**YOUR TASK**
What you return should match every record exactly, with the images removed.

* Start MATERIAL SHOWN *

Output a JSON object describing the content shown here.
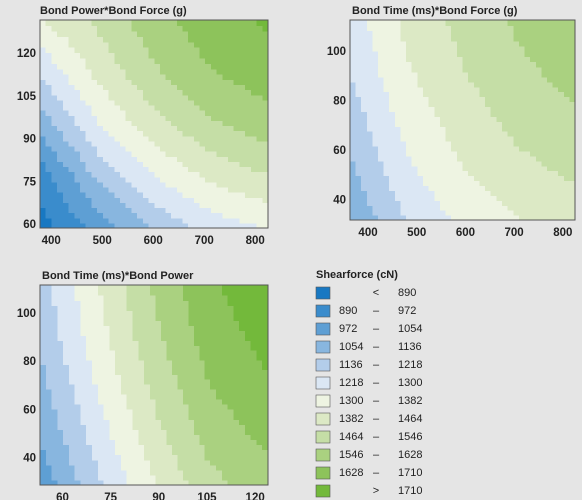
{
  "chart_data": [
    {
      "type": "contour",
      "title": "Bond Power*Bond Force (g)",
      "x": [
        378,
        490,
        602,
        713,
        825
      ],
      "y": [
        59,
        77,
        95,
        113,
        132
      ],
      "z": [
        [
          850,
          1000,
          1150,
          1250,
          1300
        ],
        [
          920,
          1150,
          1300,
          1400,
          1460
        ],
        [
          1080,
          1290,
          1430,
          1530,
          1590
        ],
        [
          1220,
          1400,
          1530,
          1620,
          1670
        ],
        [
          1380,
          1480,
          1600,
          1680,
          1720
        ]
      ],
      "xlim": [
        378,
        825
      ],
      "ylim": [
        59,
        132
      ],
      "xticks": [
        400,
        500,
        600,
        700,
        800
      ],
      "yticks": [
        60,
        75,
        90,
        105,
        120
      ]
    },
    {
      "type": "contour",
      "title": "Bond Time (ms)*Bond Force (g)",
      "x": [
        363,
        478,
        594,
        710,
        825
      ],
      "y": [
        32,
        52,
        72,
        92,
        113
      ],
      "z": [
        [
          1060,
          1220,
          1320,
          1380,
          1420
        ],
        [
          1120,
          1280,
          1380,
          1440,
          1480
        ],
        [
          1170,
          1330,
          1420,
          1490,
          1530
        ],
        [
          1220,
          1370,
          1460,
          1530,
          1570
        ],
        [
          1260,
          1400,
          1490,
          1560,
          1600
        ]
      ],
      "xlim": [
        363,
        825
      ],
      "ylim": [
        32,
        113
      ],
      "xticks": [
        400,
        500,
        600,
        700,
        800
      ],
      "yticks": [
        40,
        60,
        80,
        100
      ]
    },
    {
      "type": "contour",
      "title": "Bond Time (ms)*Bond Power",
      "x": [
        53,
        71,
        89,
        106,
        124
      ],
      "y": [
        29,
        50,
        71,
        91,
        112
      ],
      "z": [
        [
          1000,
          1200,
          1380,
          1520,
          1590
        ],
        [
          1060,
          1260,
          1440,
          1580,
          1650
        ],
        [
          1110,
          1310,
          1490,
          1630,
          1700
        ],
        [
          1150,
          1350,
          1530,
          1670,
          1740
        ],
        [
          1180,
          1380,
          1560,
          1700,
          1760
        ]
      ],
      "xlim": [
        53,
        124
      ],
      "ylim": [
        29,
        112
      ],
      "xticks": [
        60,
        75,
        90,
        105,
        120
      ],
      "yticks": [
        40,
        60,
        80,
        100
      ]
    }
  ],
  "legend": {
    "title": "Shearforce (cN)",
    "levels": [
      890,
      972,
      1054,
      1136,
      1218,
      1300,
      1382,
      1464,
      1546,
      1628,
      1710
    ],
    "colors": [
      "#1878c2",
      "#3a8ccc",
      "#5e9fd4",
      "#88b6df",
      "#b3cdea",
      "#dbe7f4",
      "#eef4e2",
      "#dce9c5",
      "#c5dea6",
      "#aad180",
      "#8dc35b",
      "#73b93b"
    ],
    "below": "<",
    "range": "–",
    "above": ">"
  }
}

* End MATERIAL SHOWN *

**THE RESULT**
Output a JSON object describing the content shown here.
{
  "chart_data": [
    {
      "type": "contour",
      "title": "Bond Power*Bond Force (g)",
      "x": [
        378,
        490,
        602,
        713,
        825
      ],
      "y": [
        59,
        77,
        95,
        113,
        132
      ],
      "z": [
        [
          850,
          1000,
          1150,
          1250,
          1300
        ],
        [
          920,
          1150,
          1300,
          1400,
          1460
        ],
        [
          1080,
          1290,
          1430,
          1530,
          1590
        ],
        [
          1220,
          1400,
          1530,
          1620,
          1670
        ],
        [
          1380,
          1480,
          1600,
          1680,
          1720
        ]
      ],
      "xlim": [
        378,
        825
      ],
      "ylim": [
        59,
        132
      ],
      "xticks": [
        400,
        500,
        600,
        700,
        800
      ],
      "yticks": [
        60,
        75,
        90,
        105,
        120
      ]
    },
    {
      "type": "contour",
      "title": "Bond Time (ms)*Bond Force (g)",
      "x": [
        363,
        478,
        594,
        710,
        825
      ],
      "y": [
        32,
        52,
        72,
        92,
        113
      ],
      "z": [
        [
          1060,
          1220,
          1320,
          1380,
          1420
        ],
        [
          1120,
          1280,
          1380,
          1440,
          1480
        ],
        [
          1170,
          1330,
          1420,
          1490,
          1530
        ],
        [
          1220,
          1370,
          1460,
          1530,
          1570
        ],
        [
          1260,
          1400,
          1490,
          1560,
          1600
        ]
      ],
      "xlim": [
        363,
        825
      ],
      "ylim": [
        32,
        113
      ],
      "xticks": [
        400,
        500,
        600,
        700,
        800
      ],
      "yticks": [
        40,
        60,
        80,
        100
      ]
    },
    {
      "type": "contour",
      "title": "Bond Time (ms)*Bond Power",
      "x": [
        53,
        71,
        89,
        106,
        124
      ],
      "y": [
        29,
        50,
        71,
        91,
        112
      ],
      "z": [
        [
          1000,
          1200,
          1380,
          1520,
          1590
        ],
        [
          1060,
          1260,
          1440,
          1580,
          1650
        ],
        [
          1110,
          1310,
          1490,
          1630,
          1700
        ],
        [
          1150,
          1350,
          1530,
          1670,
          1740
        ],
        [
          1180,
          1380,
          1560,
          1700,
          1760
        ]
      ],
      "xlim": [
        53,
        124
      ],
      "ylim": [
        29,
        112
      ],
      "xticks": [
        60,
        75,
        90,
        105,
        120
      ],
      "yticks": [
        40,
        60,
        80,
        100
      ]
    }
  ],
  "legend": {
    "title": "Shearforce (cN)",
    "levels": [
      890,
      972,
      1054,
      1136,
      1218,
      1300,
      1382,
      1464,
      1546,
      1628,
      1710
    ],
    "colors": [
      "#1878c2",
      "#3a8ccc",
      "#5e9fd4",
      "#88b6df",
      "#b3cdea",
      "#dbe7f4",
      "#eef4e2",
      "#dce9c5",
      "#c5dea6",
      "#aad180",
      "#8dc35b",
      "#73b93b"
    ],
    "below": "<",
    "range": "–",
    "above": ">"
  }
}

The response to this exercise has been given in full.